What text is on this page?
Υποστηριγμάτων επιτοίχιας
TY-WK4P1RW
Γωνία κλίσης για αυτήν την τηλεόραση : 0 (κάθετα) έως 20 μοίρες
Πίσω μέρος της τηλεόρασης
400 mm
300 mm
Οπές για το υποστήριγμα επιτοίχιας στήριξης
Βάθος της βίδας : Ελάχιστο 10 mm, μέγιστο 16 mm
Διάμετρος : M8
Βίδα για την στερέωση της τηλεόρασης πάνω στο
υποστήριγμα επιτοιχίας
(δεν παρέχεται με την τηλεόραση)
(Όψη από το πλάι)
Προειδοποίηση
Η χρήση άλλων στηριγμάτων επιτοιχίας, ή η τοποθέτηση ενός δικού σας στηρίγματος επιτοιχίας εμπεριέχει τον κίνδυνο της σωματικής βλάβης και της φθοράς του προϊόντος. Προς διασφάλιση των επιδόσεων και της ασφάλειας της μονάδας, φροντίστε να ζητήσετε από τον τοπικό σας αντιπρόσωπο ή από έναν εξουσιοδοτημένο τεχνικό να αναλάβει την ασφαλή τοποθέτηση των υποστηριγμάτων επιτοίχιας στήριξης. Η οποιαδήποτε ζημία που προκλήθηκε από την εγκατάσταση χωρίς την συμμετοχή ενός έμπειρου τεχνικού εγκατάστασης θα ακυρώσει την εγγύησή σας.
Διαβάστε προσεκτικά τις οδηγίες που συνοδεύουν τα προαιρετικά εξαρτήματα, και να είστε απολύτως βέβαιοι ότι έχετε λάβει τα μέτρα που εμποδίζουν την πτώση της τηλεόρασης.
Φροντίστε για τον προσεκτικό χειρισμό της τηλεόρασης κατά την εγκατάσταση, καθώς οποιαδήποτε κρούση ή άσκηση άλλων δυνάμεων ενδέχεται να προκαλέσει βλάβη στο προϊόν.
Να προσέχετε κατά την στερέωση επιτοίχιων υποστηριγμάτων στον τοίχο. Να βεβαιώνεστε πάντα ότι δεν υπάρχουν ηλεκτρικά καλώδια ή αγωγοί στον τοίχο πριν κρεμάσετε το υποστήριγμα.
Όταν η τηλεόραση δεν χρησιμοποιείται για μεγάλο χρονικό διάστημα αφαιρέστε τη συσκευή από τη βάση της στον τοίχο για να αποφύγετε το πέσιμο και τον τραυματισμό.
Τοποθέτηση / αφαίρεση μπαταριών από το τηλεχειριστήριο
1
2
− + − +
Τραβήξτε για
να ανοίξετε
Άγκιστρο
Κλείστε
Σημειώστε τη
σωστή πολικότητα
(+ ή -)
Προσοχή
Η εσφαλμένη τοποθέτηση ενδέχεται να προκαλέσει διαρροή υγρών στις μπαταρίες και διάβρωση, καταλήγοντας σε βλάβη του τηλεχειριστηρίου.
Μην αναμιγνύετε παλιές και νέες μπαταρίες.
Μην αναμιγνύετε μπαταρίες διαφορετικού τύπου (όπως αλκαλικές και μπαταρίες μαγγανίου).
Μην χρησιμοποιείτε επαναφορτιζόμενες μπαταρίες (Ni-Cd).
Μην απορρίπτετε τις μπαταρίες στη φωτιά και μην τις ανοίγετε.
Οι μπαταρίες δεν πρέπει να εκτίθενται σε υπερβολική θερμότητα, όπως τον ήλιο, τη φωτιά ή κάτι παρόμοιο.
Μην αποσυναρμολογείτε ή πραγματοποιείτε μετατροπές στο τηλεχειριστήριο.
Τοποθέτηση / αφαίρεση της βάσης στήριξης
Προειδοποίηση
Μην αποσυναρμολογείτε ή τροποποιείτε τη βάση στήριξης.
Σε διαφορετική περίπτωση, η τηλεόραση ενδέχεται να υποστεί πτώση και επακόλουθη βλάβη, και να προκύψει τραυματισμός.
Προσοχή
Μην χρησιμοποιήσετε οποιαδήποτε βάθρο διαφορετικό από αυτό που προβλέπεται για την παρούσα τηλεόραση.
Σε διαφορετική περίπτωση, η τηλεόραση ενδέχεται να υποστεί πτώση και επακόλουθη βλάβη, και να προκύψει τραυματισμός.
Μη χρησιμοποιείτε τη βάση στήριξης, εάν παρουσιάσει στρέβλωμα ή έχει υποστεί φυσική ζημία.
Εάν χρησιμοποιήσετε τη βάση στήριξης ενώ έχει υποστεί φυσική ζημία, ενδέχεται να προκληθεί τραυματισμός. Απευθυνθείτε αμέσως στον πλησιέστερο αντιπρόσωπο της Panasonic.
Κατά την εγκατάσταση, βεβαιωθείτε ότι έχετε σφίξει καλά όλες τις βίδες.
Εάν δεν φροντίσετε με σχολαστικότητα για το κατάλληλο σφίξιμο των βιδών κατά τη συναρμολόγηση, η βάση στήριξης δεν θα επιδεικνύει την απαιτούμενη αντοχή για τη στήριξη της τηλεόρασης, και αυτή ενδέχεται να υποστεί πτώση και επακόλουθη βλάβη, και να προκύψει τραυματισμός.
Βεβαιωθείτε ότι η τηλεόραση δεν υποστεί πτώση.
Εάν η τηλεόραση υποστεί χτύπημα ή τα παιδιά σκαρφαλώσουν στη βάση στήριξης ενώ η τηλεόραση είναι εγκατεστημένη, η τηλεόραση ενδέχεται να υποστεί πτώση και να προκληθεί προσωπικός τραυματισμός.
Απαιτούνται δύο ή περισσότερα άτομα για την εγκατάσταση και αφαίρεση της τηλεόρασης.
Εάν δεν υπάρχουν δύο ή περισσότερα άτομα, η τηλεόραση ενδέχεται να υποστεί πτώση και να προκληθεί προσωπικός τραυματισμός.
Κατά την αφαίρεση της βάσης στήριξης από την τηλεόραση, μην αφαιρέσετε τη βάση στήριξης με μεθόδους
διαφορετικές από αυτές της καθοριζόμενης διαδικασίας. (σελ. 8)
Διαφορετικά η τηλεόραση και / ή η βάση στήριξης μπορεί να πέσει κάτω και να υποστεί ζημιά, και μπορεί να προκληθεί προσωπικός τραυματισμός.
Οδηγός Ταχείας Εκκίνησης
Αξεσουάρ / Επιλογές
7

■ ■ ■ ■

TASK INSTRUCTIONS
Quote the entire listing above exactly.

SOLVED EXERCISE
What text is on this page?
Υποστηριγμάτων επιτοίχιας
TY-WK4P1RW
Γωνία κλίσης για αυτήν την τηλεόραση : 0 (κάθετα) έως 20 μοίρες
Πίσω μέρος της τηλεόρασης
400 mm
300 mm
Οπές για το υποστήριγμα επιτοίχιας στήριξης
Βάθος της βίδας : Ελάχιστο 10 mm, μέγιστο 16 mm
Διάμετρος : M8
Βίδα για την στερέωση της τηλεόρασης πάνω στο
υποστήριγμα επιτοιχίας
(δεν παρέχεται με την τηλεόραση)
(Όψη από το πλάι)
Προειδοποίηση
Η χρήση άλλων στηριγμάτων επιτοιχίας, ή η τοποθέτηση ενός δικού σας στηρίγματος επιτοιχίας εμπεριέχει τον κίνδυνο της σωματικής βλάβης και της φθοράς του προϊόντος. Προς διασφάλιση των επιδόσεων και της ασφάλειας της μονάδας, φροντίστε να ζητήσετε από τον τοπικό σας αντιπρόσωπο ή από έναν εξουσιοδοτημένο τεχνικό να αναλάβει την ασφαλή τοποθέτηση των υποστηριγμάτων επιτοίχιας στήριξης. Η οποιαδήποτε ζημία που προκλήθηκε από την εγκατάσταση χωρίς την συμμετοχή ενός έμπειρου τεχνικού εγκατάστασης θα ακυρώσει την εγγύησή σας.
Διαβάστε προσεκτικά τις οδηγίες που συνοδεύουν τα προαιρετικά εξαρτήματα, και να είστε απολύτως βέβαιοι ότι έχετε λάβει τα μέτρα που εμποδίζουν την πτώση της τηλεόρασης.
Φροντίστε για τον προσεκτικό χειρισμό της τηλεόρασης κατά την εγκατάσταση, καθώς οποιαδήποτε κρούση ή άσκηση άλλων δυνάμεων ενδέχεται να προκαλέσει βλάβη στο προϊόν.
Να προσέχετε κατά την στερέωση επιτοίχιων υποστηριγμάτων στον τοίχο. Να βεβαιώνεστε πάντα ότι δεν υπάρχουν ηλεκτρικά καλώδια ή αγωγοί στον τοίχο πριν κρεμάσετε το υποστήριγμα.
Όταν η τηλεόραση δεν χρησιμοποιείται για μεγάλο χρονικό διάστημα αφαιρέστε τη συσκευή από τη βάση της στον τοίχο για να αποφύγετε το πέσιμο και τον τραυματισμό.
Τοποθέτηση / αφαίρεση μπαταριών από το τηλεχειριστήριο
1
2
− + − +
Τραβήξτε για
να ανοίξετε
Άγκιστρο
Κλείστε
Σημειώστε τη
σωστή πολικότητα
(+ ή -)
Προσοχή
Η εσφαλμένη τοποθέτηση ενδέχεται να προκαλέσει διαρροή υγρών στις μπαταρίες και διάβρωση, καταλήγοντας σε βλάβη του τηλεχειριστηρίου.
Μην αναμιγνύετε παλιές και νέες μπαταρίες.
Μην αναμιγνύετε μπαταρίες διαφορετικού τύπου (όπως αλκαλικές και μπαταρίες μαγγανίου).
Μην χρησιμοποιείτε επαναφορτιζόμενες μπαταρίες (Ni-Cd).
Μην απορρίπτετε τις μπαταρίες στη φωτιά και μην τις ανοίγετε.
Οι μπαταρίες δεν πρέπει να εκτίθενται σε υπερβολική θερμότητα, όπως τον ήλιο, τη φωτιά ή κάτι παρόμοιο.
Μην αποσυναρμολογείτε ή πραγματοποιείτε μετατροπές στο τηλεχειριστήριο.
Τοποθέτηση / αφαίρεση της βάσης στήριξης
Προειδοποίηση
Μην αποσυναρμολογείτε ή τροποποιείτε τη βάση στήριξης.
Σε διαφορετική περίπτωση, η τηλεόραση ενδέχεται να υποστεί πτώση και επακόλουθη βλάβη, και να προκύψει τραυματισμός.
Προσοχή
Μην χρησιμοποιήσετε οποιαδήποτε βάθρο διαφορετικό από αυτό που προβλέπεται για την παρούσα τηλεόραση.
Σε διαφορετική περίπτωση, η τηλεόραση ενδέχεται να υποστεί πτώση και επακόλουθη βλάβη, και να προκύψει τραυματισμός.
Μη χρησιμοποιείτε τη βάση στήριξης, εάν παρουσιάσει στρέβλωμα ή έχει υποστεί φυσική ζημία.
Εάν χρησιμοποιήσετε τη βάση στήριξης ενώ έχει υποστεί φυσική ζημία, ενδέχεται να προκληθεί τραυματισμός. Απευθυνθείτε αμέσως στον πλησιέστερο αντιπρόσωπο της Panasonic.
Κατά την εγκατάσταση, βεβαιωθείτε ότι έχετε σφίξει καλά όλες τις βίδες.
Εάν δεν φροντίσετε με σχολαστικότητα για το κατάλληλο σφίξιμο των βιδών κατά τη συναρμολόγηση, η βάση στήριξης δεν θα επιδεικνύει την απαιτούμενη αντοχή για τη στήριξη της τηλεόρασης, και αυτή ενδέχεται να υποστεί πτώση και επακόλουθη βλάβη, και να προκύψει τραυματισμός.
Βεβαιωθείτε ότι η τηλεόραση δεν υποστεί πτώση.
Εάν η τηλεόραση υποστεί χτύπημα ή τα παιδιά σκαρφαλώσουν στη βάση στήριξης ενώ η τηλεόραση είναι εγκατεστημένη, η τηλεόραση ενδέχεται να υποστεί πτώση και να προκληθεί προσωπικός τραυματισμός.
Απαιτούνται δύο ή περισσότερα άτομα για την εγκατάσταση και αφαίρεση της τηλεόρασης.
Εάν δεν υπάρχουν δύο ή περισσότερα άτομα, η τηλεόραση ενδέχεται να υποστεί πτώση και να προκληθεί προσωπικός τραυματισμός.
Κατά την αφαίρεση της βάσης στήριξης από την τηλεόραση, μην αφαιρέσετε τη βάση στήριξης με μεθόδους
διαφορετικές από αυτές της καθοριζόμενης διαδικασίας. (σελ. 8)
Διαφορετικά η τηλεόραση και / ή η βάση στήριξης μπορεί να πέσει κάτω και να υποστεί ζημιά, και μπορεί να προκληθεί προσωπικός τραυματισμός.
Οδηγός Ταχείας Εκκίνησης
Αξεσουάρ / Επιλογές
7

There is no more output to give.